%%

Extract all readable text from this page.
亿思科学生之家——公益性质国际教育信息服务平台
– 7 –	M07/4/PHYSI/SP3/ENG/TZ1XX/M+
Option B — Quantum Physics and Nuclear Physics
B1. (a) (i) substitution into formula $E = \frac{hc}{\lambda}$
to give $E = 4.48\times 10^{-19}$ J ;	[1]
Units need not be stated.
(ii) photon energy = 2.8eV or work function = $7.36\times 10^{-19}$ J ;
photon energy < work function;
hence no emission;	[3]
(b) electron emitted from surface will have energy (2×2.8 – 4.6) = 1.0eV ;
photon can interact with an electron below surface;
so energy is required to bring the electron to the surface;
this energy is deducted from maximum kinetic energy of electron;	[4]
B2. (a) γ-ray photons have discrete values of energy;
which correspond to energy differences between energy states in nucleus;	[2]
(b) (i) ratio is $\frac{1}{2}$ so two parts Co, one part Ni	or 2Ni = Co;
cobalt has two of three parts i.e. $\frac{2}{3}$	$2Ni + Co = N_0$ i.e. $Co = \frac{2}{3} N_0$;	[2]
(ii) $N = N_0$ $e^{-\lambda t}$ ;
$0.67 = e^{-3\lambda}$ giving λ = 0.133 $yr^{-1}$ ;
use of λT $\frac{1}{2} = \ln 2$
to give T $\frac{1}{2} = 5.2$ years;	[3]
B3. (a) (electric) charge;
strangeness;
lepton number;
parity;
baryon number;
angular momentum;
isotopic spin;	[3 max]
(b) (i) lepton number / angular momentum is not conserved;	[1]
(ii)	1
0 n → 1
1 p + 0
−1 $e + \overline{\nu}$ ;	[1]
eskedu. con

%%

TASK STATEMENT: Reprint the entries above in full, exactly as they are.

SOLUTION FOR THIS EXERCISE:
Extract all readable text from this page.
亿思科学生之家——公益性质国际教育信息服务平台
– 7 –	M07/4/PHYSI/SP3/ENG/TZ1XX/M+
Option B — Quantum Physics and Nuclear Physics
B1. (a) (i) substitution into formula $E = \frac{hc}{\lambda}$
to give $E = 4.48\times 10^{-19}$ J ;	[1]
Units need not be stated.
(ii) photon energy = 2.8eV or work function = $7.36\times 10^{-19}$ J ;
photon energy < work function;
hence no emission;	[3]
(b) electron emitted from surface will have energy (2×2.8 – 4.6) = 1.0eV ;
photon can interact with an electron below surface;
so energy is required to bring the electron to the surface;
this energy is deducted from maximum kinetic energy of electron;	[4]
B2. (a) γ-ray photons have discrete values of energy;
which correspond to energy differences between energy states in nucleus;	[2]
(b) (i) ratio is $\frac{1}{2}$ so two parts Co, one part Ni	or 2Ni = Co;
cobalt has two of three parts i.e. $\frac{2}{3}$	$2Ni + Co = N_0$ i.e. $Co = \frac{2}{3} N_0$;	[2]
(ii) $N = N_0$ $e^{-\lambda t}$ ;
$0.67 = e^{-3\lambda}$ giving λ = 0.133 $yr^{-1}$ ;
use of λT $\frac{1}{2} = \ln 2$
to give T $\frac{1}{2} = 5.2$ years;	[3]
B3. (a) (electric) charge;
strangeness;
lepton number;
parity;
baryon number;
angular momentum;
isotopic spin;	[3 max]
(b) (i) lepton number / angular momentum is not conserved;	[1]
(ii)	1
0 n → 1
1 p + 0
−1 $e + \overline{\nu}$ ;	[1]
eskedu. con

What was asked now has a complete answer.